What you need to do |
Count every line of the material that holds the string "Tâches". Respond with the total only.

Record list |
------------

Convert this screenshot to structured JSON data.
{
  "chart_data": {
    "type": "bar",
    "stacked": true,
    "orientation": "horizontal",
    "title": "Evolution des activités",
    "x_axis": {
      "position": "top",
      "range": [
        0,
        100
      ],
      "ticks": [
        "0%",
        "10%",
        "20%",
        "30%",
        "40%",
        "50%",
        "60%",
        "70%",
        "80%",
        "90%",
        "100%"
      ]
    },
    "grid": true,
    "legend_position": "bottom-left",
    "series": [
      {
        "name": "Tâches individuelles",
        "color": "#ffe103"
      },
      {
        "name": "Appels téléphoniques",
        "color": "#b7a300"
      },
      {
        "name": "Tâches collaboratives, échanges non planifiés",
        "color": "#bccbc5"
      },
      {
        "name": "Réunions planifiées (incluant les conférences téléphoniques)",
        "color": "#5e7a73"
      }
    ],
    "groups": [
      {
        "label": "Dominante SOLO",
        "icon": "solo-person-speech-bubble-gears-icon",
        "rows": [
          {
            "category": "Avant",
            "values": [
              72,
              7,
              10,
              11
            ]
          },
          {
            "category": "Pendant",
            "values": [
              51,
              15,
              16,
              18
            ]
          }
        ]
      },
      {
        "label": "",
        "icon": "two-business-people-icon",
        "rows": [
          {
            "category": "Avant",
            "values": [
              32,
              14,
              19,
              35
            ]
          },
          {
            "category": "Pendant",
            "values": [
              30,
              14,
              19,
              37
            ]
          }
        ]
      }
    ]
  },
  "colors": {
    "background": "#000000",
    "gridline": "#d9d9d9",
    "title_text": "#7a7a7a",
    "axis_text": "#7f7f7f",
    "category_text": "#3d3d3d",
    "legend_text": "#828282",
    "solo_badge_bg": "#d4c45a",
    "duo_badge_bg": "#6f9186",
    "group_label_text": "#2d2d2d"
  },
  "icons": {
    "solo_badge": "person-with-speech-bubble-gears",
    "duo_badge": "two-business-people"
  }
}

------------

Output below |
2